### TASK
Report the number of lines that hold the string "frac". Leave out any other text.

[Saved entries]
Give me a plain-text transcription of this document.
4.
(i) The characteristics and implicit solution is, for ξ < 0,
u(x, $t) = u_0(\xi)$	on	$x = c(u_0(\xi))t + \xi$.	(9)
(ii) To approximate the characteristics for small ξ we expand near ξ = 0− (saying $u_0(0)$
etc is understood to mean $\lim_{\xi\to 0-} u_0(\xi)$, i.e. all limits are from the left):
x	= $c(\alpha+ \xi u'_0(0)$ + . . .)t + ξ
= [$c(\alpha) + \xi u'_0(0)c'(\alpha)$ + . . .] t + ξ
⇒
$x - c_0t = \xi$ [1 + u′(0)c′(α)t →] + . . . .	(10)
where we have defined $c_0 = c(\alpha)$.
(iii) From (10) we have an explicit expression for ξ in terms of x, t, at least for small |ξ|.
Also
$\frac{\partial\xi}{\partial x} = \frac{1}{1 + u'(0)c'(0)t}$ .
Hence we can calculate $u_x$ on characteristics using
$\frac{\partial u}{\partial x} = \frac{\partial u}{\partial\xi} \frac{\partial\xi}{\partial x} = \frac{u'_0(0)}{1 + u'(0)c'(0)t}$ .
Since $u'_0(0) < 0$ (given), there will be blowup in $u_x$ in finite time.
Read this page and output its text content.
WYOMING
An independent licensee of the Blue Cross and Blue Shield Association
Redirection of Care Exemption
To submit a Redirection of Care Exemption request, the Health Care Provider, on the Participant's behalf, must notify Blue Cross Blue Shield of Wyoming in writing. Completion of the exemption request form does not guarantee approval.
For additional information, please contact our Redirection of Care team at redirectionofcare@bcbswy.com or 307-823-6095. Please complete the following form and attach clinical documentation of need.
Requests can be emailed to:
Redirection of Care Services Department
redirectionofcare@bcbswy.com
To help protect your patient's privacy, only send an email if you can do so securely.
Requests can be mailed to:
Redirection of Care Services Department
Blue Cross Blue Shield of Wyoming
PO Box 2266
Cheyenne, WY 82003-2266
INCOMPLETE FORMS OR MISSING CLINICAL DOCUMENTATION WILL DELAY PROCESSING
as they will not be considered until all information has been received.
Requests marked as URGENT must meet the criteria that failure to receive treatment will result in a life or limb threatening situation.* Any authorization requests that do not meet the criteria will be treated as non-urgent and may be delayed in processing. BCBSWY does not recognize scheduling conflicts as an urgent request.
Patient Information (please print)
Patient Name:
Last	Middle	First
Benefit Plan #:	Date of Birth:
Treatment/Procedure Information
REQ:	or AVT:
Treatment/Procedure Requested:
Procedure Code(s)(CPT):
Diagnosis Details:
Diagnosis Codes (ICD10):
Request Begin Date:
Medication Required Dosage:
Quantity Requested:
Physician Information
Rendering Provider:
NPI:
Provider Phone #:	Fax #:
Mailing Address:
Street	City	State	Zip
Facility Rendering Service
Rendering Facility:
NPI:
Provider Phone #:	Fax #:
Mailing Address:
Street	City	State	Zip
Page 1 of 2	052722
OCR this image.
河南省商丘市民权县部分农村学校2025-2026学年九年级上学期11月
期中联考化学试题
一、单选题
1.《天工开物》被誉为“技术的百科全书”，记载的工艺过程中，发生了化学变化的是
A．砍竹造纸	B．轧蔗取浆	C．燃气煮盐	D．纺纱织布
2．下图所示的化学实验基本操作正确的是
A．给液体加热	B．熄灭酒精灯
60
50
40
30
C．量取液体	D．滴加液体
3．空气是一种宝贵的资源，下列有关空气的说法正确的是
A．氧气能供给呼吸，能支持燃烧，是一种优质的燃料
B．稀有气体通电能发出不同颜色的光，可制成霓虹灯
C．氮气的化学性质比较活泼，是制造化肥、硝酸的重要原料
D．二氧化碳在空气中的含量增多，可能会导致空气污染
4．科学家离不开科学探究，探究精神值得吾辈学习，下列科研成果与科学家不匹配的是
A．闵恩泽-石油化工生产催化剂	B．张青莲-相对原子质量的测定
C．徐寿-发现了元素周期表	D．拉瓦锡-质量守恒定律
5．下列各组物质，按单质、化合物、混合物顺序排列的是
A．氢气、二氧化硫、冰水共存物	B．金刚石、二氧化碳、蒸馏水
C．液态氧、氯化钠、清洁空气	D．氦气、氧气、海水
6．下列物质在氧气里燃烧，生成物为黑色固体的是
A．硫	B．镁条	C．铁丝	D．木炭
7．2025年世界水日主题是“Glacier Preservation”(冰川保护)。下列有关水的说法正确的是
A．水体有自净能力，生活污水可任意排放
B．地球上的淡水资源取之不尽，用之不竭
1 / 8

### CORRECT RESPONSE
2